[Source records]
════════════════════
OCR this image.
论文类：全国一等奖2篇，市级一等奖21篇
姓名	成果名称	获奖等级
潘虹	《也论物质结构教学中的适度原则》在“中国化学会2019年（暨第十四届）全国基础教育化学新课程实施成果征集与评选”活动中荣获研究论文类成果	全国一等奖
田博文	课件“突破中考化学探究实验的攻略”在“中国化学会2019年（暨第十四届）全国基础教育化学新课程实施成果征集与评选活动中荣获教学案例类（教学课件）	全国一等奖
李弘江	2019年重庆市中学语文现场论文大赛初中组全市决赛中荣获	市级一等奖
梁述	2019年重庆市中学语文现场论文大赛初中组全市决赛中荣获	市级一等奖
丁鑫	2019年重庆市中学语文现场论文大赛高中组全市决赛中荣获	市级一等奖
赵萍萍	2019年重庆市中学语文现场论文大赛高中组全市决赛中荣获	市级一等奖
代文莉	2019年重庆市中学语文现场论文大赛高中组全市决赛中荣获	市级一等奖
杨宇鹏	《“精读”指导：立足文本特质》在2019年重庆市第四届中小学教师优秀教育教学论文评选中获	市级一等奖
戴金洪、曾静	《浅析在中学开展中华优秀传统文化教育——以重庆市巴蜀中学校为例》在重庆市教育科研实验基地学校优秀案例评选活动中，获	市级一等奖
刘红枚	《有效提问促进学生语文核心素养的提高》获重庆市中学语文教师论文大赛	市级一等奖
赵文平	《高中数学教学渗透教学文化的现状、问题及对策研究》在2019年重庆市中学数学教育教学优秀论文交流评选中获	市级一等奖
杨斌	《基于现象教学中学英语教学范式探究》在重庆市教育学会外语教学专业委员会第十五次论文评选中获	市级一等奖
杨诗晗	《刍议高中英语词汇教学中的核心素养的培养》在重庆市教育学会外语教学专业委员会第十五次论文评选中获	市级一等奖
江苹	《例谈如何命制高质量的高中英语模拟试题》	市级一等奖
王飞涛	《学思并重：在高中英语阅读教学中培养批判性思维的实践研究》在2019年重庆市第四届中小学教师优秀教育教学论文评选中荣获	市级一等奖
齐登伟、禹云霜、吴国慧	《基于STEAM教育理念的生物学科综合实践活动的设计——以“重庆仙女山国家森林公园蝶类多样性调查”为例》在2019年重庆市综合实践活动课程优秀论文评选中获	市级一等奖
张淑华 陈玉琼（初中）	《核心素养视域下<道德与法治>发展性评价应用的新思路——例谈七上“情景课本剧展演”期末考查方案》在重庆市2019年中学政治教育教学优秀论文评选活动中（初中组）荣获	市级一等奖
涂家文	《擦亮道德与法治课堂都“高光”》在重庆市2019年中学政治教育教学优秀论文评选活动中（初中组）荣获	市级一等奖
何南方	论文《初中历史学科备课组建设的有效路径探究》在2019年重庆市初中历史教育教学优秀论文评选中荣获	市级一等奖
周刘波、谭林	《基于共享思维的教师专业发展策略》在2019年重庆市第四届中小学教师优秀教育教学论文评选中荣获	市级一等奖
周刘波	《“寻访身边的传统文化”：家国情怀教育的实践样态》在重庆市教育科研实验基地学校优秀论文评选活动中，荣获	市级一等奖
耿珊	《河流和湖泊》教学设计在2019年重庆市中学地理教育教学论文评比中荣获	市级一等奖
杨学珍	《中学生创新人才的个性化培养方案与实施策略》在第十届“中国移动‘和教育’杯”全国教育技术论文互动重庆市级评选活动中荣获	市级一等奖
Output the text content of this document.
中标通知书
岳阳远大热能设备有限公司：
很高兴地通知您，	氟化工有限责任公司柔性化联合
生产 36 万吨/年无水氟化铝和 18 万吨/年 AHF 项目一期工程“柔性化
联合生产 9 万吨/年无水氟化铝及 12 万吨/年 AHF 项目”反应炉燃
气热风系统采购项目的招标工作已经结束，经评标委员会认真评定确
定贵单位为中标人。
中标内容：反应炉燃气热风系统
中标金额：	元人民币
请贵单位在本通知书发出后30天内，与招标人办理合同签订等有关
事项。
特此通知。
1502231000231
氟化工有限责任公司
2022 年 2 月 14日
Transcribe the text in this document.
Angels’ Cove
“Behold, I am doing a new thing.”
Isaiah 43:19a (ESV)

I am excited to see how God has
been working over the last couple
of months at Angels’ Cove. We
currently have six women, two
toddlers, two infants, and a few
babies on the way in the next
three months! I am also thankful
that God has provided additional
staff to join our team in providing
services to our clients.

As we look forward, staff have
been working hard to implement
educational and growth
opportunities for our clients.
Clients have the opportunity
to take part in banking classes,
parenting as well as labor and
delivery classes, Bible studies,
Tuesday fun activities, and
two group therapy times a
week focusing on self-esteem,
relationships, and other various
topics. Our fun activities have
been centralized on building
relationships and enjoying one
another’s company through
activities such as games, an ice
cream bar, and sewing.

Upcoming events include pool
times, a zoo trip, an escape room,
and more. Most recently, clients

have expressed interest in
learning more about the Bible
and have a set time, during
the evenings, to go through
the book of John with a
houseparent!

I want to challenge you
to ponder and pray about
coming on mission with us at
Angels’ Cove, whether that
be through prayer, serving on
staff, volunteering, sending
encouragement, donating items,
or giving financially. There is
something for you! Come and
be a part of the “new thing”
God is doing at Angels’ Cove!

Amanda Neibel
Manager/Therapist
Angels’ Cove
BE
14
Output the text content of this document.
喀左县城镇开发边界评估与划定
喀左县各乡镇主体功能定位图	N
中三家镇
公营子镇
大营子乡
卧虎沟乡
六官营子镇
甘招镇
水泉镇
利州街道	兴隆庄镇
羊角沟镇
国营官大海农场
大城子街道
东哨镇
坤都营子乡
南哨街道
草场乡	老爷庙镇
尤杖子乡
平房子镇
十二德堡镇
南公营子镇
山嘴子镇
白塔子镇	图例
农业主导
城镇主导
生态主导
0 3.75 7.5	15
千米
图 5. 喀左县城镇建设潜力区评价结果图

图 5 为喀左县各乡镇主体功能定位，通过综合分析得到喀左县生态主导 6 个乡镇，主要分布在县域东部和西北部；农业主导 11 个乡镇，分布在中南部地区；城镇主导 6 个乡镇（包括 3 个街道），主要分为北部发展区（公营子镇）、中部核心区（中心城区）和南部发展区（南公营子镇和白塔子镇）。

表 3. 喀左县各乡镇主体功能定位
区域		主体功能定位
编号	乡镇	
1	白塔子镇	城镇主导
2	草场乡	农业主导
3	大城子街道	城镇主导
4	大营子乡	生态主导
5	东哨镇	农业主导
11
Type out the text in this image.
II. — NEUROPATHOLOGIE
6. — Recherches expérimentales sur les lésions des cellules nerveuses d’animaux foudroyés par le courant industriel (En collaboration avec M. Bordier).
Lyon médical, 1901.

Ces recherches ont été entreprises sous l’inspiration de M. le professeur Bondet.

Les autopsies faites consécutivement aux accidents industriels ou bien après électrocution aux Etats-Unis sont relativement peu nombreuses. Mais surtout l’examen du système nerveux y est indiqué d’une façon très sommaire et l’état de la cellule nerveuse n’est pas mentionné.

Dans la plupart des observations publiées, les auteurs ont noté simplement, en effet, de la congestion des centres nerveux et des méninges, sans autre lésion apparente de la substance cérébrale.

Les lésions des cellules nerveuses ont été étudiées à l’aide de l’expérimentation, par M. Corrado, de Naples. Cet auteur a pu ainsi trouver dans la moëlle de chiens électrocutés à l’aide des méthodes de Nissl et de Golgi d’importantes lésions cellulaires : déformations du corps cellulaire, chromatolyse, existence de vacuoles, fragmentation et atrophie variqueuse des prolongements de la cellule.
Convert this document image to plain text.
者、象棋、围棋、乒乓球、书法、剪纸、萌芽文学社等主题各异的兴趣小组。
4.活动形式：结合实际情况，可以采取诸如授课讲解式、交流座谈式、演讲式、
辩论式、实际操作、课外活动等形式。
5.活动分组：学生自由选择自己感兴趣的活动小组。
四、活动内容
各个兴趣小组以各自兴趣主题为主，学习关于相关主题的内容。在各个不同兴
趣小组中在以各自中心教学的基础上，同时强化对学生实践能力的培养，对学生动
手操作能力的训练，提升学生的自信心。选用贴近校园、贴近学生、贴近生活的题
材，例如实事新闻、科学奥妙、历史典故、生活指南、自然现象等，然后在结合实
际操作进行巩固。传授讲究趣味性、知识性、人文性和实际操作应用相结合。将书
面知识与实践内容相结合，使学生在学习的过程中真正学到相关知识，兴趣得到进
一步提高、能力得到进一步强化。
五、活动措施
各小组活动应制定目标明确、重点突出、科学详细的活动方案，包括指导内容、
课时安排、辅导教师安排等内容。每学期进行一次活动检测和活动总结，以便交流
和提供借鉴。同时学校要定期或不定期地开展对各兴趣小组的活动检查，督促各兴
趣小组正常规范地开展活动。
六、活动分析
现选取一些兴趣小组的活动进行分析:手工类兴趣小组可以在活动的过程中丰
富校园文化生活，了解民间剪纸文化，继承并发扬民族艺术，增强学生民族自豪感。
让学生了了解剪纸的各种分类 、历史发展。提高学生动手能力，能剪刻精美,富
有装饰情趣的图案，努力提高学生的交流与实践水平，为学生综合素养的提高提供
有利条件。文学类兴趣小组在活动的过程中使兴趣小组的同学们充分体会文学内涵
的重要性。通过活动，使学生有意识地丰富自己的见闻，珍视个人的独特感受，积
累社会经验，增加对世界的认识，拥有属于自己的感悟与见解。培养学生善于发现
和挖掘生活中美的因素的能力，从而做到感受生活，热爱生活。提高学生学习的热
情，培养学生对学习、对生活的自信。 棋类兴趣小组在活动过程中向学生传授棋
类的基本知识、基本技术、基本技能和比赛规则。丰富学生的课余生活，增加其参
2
════════════════════
What you will do.
Your answer should be a single number: how many lines in the data above include "image"?

Result.
3